** Start EXTRACTED DATA **
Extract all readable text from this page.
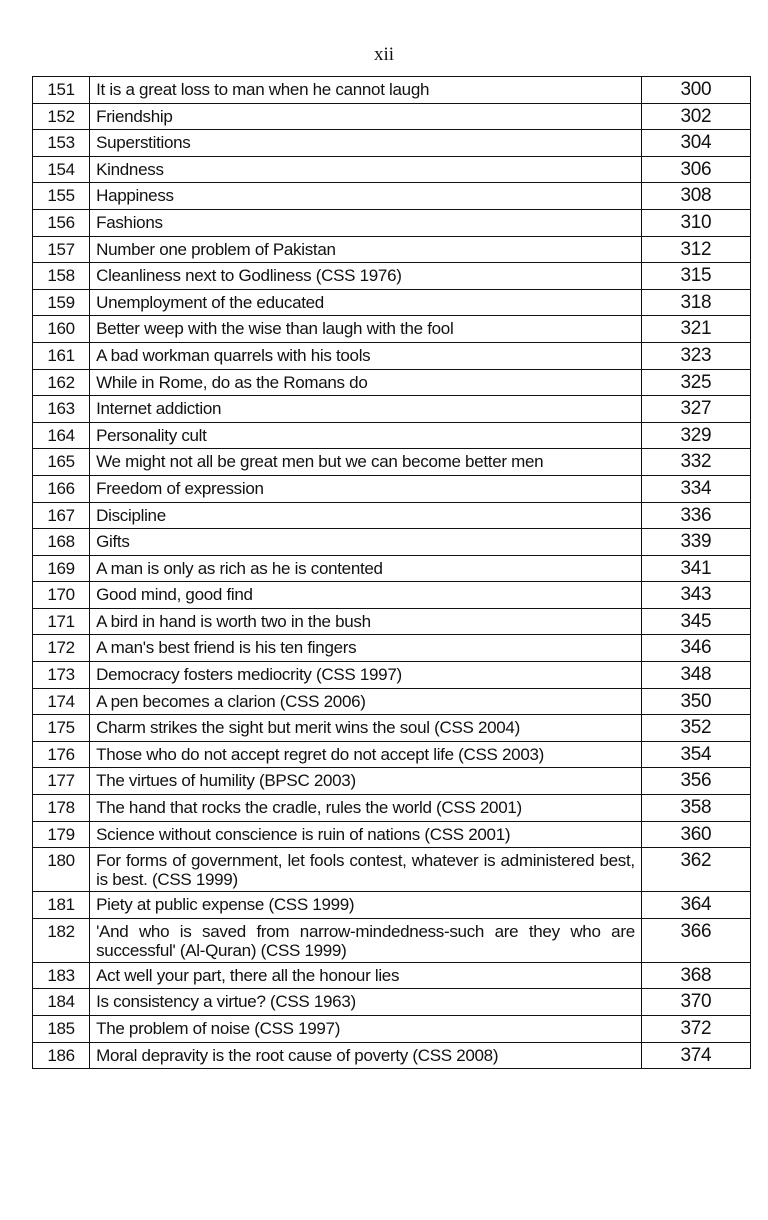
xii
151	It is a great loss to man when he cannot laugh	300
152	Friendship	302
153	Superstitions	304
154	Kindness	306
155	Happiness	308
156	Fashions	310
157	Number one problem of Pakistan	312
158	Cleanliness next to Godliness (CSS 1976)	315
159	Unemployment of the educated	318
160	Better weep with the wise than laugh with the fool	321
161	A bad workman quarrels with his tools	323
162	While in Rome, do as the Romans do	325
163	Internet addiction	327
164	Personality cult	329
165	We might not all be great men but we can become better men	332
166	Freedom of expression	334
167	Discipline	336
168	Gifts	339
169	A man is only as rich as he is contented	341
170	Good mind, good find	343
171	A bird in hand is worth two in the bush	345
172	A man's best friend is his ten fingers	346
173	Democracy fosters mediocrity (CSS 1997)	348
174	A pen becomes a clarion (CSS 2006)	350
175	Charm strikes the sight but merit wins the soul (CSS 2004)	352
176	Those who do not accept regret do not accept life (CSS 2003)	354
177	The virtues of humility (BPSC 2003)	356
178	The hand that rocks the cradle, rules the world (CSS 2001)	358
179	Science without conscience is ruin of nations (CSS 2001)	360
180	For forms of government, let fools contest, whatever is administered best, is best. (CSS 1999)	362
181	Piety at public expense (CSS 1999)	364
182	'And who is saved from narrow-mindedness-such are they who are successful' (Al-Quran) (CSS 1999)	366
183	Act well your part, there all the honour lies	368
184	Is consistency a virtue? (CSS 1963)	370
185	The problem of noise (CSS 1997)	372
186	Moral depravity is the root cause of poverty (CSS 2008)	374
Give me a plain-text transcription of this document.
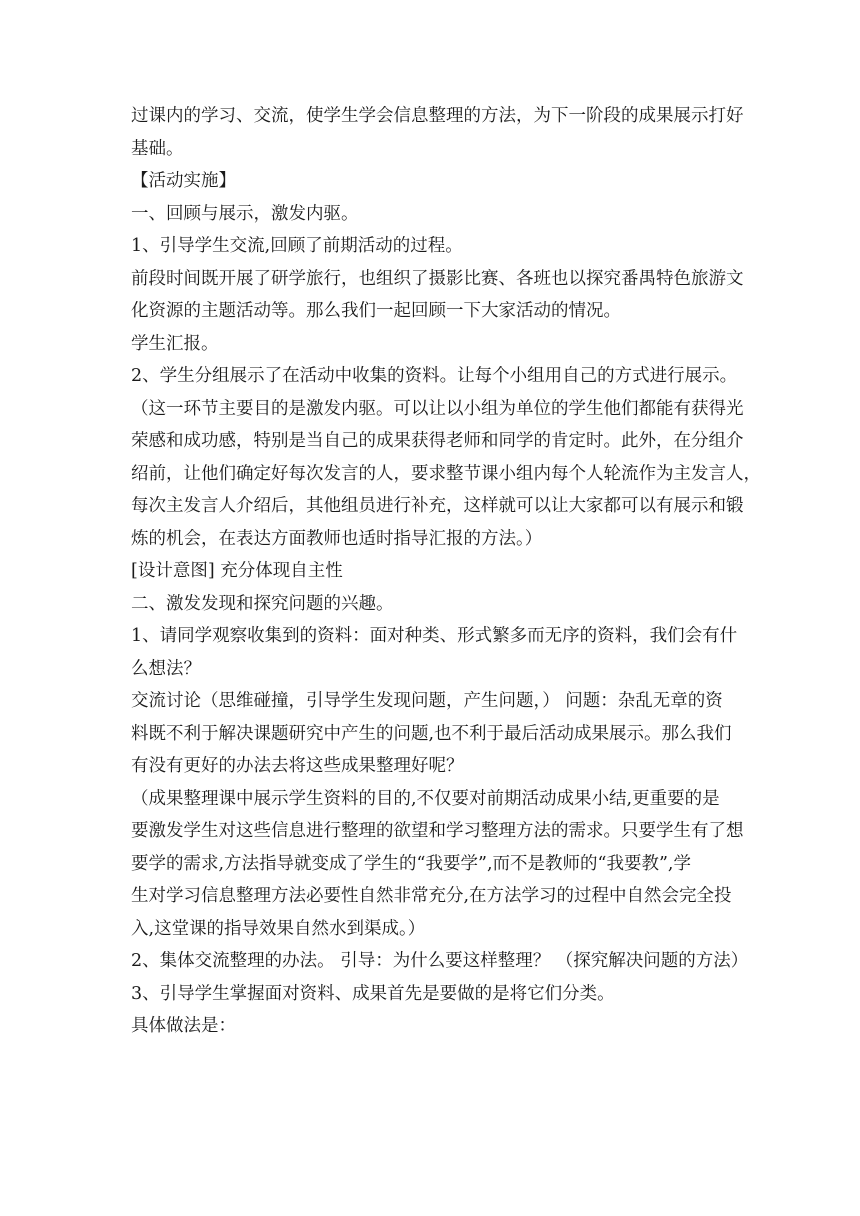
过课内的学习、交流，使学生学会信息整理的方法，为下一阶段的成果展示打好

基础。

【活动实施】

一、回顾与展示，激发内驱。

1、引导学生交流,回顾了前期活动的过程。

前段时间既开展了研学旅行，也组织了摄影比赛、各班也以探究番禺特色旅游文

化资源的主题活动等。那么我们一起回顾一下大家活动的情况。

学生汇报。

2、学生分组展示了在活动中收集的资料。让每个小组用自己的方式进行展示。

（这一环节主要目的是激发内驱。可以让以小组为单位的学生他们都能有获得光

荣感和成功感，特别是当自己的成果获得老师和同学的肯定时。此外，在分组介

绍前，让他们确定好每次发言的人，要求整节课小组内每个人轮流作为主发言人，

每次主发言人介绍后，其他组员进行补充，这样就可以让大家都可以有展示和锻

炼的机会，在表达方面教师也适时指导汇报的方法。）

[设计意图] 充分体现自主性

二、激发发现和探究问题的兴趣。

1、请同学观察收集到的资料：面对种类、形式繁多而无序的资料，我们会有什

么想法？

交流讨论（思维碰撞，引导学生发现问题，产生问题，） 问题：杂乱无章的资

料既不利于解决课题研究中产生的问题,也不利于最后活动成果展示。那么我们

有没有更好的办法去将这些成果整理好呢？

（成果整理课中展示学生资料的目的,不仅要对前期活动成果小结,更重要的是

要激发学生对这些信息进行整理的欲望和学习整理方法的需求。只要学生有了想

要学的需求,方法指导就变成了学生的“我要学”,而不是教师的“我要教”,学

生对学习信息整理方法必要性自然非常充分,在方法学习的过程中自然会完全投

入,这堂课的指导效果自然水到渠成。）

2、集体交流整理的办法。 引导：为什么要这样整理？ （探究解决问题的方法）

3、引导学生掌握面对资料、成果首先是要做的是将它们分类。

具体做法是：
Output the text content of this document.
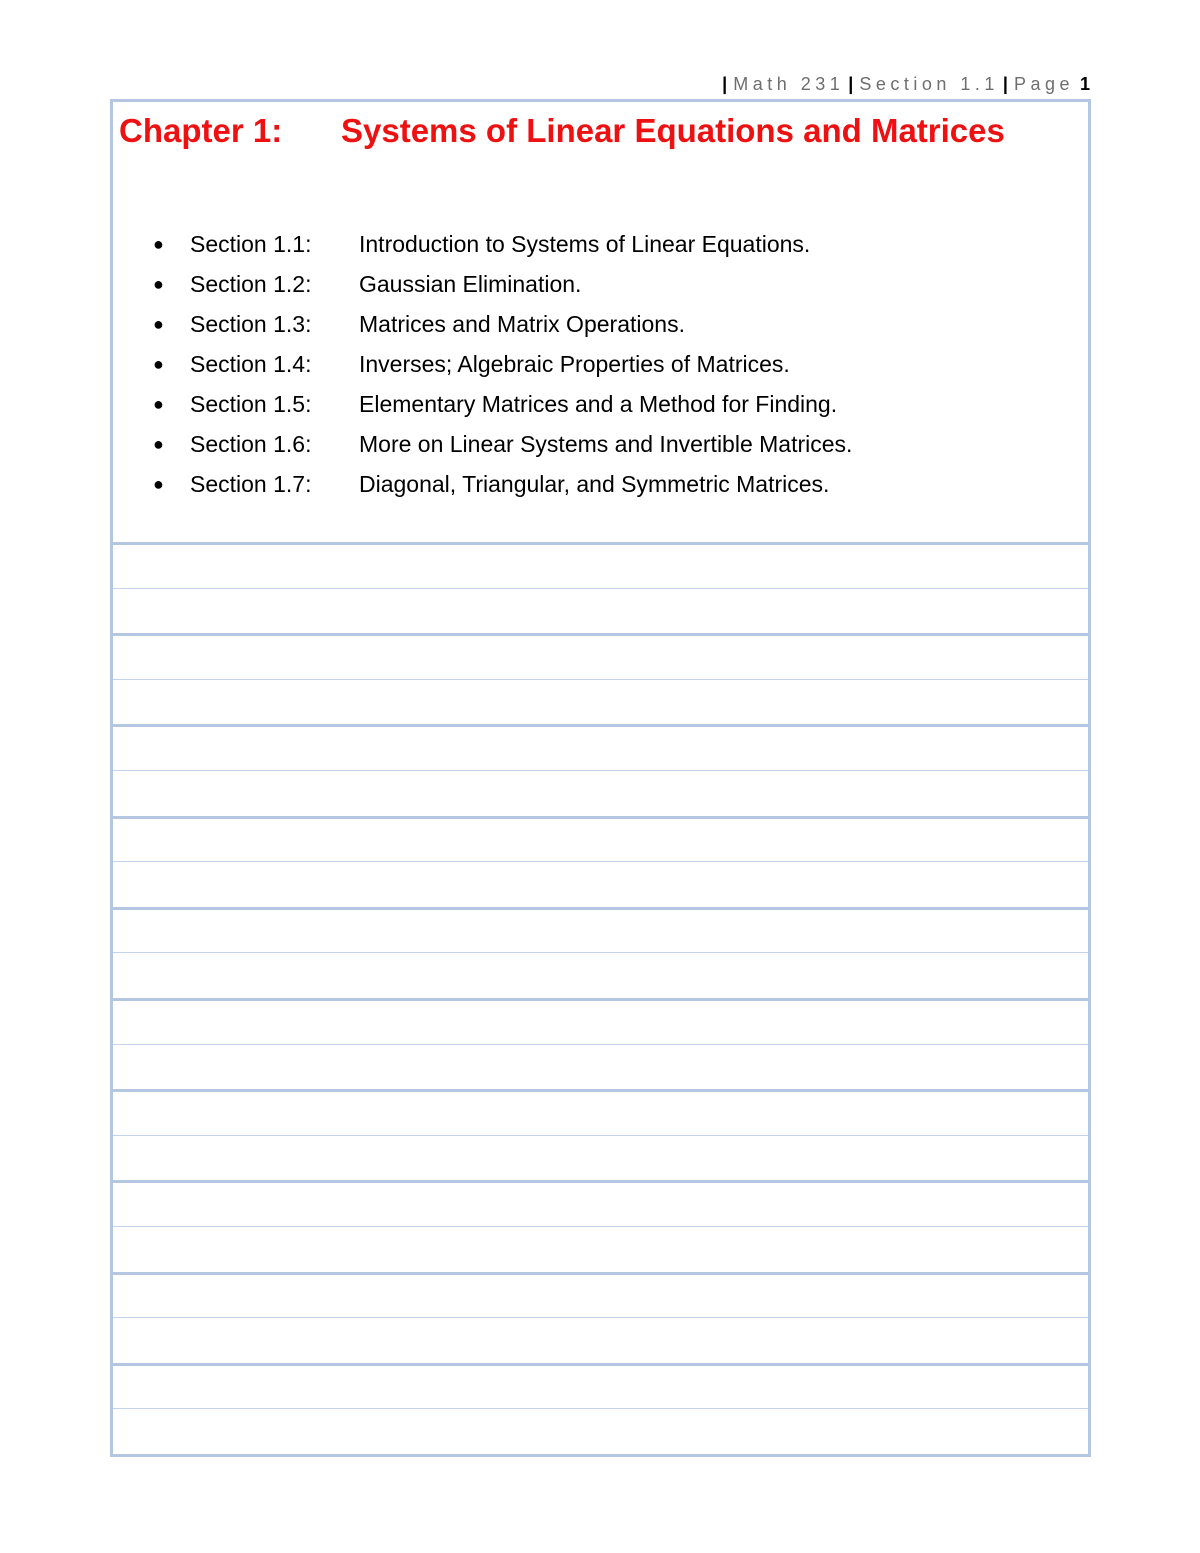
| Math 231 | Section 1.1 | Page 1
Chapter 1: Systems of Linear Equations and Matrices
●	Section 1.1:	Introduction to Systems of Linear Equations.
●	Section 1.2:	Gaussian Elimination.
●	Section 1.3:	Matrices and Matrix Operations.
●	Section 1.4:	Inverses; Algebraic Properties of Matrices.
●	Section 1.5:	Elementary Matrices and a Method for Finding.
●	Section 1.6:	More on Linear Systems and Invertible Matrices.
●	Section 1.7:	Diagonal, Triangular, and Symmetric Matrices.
** End EXTRACTED DATA **
**WHAT YOU ARE ASKED TO DO:**
Copy out all the data exactly; skip the pictures.

**ANSWER IN FULL:**
Extract all readable text from this page.
xii
151	It is a great loss to man when he cannot laugh	300
152	Friendship	302
153	Superstitions	304
154	Kindness	306
155	Happiness	308
156	Fashions	310
157	Number one problem of Pakistan	312
158	Cleanliness next to Godliness (CSS 1976)	315
159	Unemployment of the educated	318
160	Better weep with the wise than laugh with the fool	321
161	A bad workman quarrels with his tools	323
162	While in Rome, do as the Romans do	325
163	Internet addiction	327
164	Personality cult	329
165	We might not all be great men but we can become better men	332
166	Freedom of expression	334
167	Discipline	336
168	Gifts	339
169	A man is only as rich as he is contented	341
170	Good mind, good find	343
171	A bird in hand is worth two in the bush	345
172	A man's best friend is his ten fingers	346
173	Democracy fosters mediocrity (CSS 1997)	348
174	A pen becomes a clarion (CSS 2006)	350
175	Charm strikes the sight but merit wins the soul (CSS 2004)	352
176	Those who do not accept regret do not accept life (CSS 2003)	354
177	The virtues of humility (BPSC 2003)	356
178	The hand that rocks the cradle, rules the world (CSS 2001)	358
179	Science without conscience is ruin of nations (CSS 2001)	360
180	For forms of government, let fools contest, whatever is administered best, is best. (CSS 1999)	362
181	Piety at public expense (CSS 1999)	364
182	'And who is saved from narrow-mindedness-such are they who are successful' (Al-Quran) (CSS 1999)	366
183	Act well your part, there all the honour lies	368
184	Is consistency a virtue? (CSS 1963)	370
185	The problem of noise (CSS 1997)	372
186	Moral depravity is the root cause of poverty (CSS 2008)	374
Give me a plain-text transcription of this document.
过课内的学习、交流，使学生学会信息整理的方法，为下一阶段的成果展示打好

基础。

【活动实施】

一、回顾与展示，激发内驱。

1、引导学生交流,回顾了前期活动的过程。

前段时间既开展了研学旅行，也组织了摄影比赛、各班也以探究番禺特色旅游文

化资源的主题活动等。那么我们一起回顾一下大家活动的情况。

学生汇报。

2、学生分组展示了在活动中收集的资料。让每个小组用自己的方式进行展示。

（这一环节主要目的是激发内驱。可以让以小组为单位的学生他们都能有获得光

荣感和成功感，特别是当自己的成果获得老师和同学的肯定时。此外，在分组介

绍前，让他们确定好每次发言的人，要求整节课小组内每个人轮流作为主发言人，

每次主发言人介绍后，其他组员进行补充，这样就可以让大家都可以有展示和锻

炼的机会，在表达方面教师也适时指导汇报的方法。）

[设计意图] 充分体现自主性

二、激发发现和探究问题的兴趣。

1、请同学观察收集到的资料：面对种类、形式繁多而无序的资料，我们会有什

么想法？

交流讨论（思维碰撞，引导学生发现问题，产生问题，） 问题：杂乱无章的资

料既不利于解决课题研究中产生的问题,也不利于最后活动成果展示。那么我们

有没有更好的办法去将这些成果整理好呢？

（成果整理课中展示学生资料的目的,不仅要对前期活动成果小结,更重要的是

要激发学生对这些信息进行整理的欲望和学习整理方法的需求。只要学生有了想

要学的需求,方法指导就变成了学生的“我要学”,而不是教师的“我要教”,学

生对学习信息整理方法必要性自然非常充分,在方法学习的过程中自然会完全投

入,这堂课的指导效果自然水到渠成。）

2、集体交流整理的办法。 引导：为什么要这样整理？ （探究解决问题的方法）

3、引导学生掌握面对资料、成果首先是要做的是将它们分类。

具体做法是：
Output the text content of this document.
| Math 231 | Section 1.1 | Page 1
Chapter 1: Systems of Linear Equations and Matrices
●	Section 1.1:	Introduction to Systems of Linear Equations.
●	Section 1.2:	Gaussian Elimination.
●	Section 1.3:	Matrices and Matrix Operations.
●	Section 1.4:	Inverses; Algebraic Properties of Matrices.
●	Section 1.5:	Elementary Matrices and a Method for Finding.
●	Section 1.6:	More on Linear Systems and Invertible Matrices.
●	Section 1.7:	Diagonal, Triangular, and Symmetric Matrices.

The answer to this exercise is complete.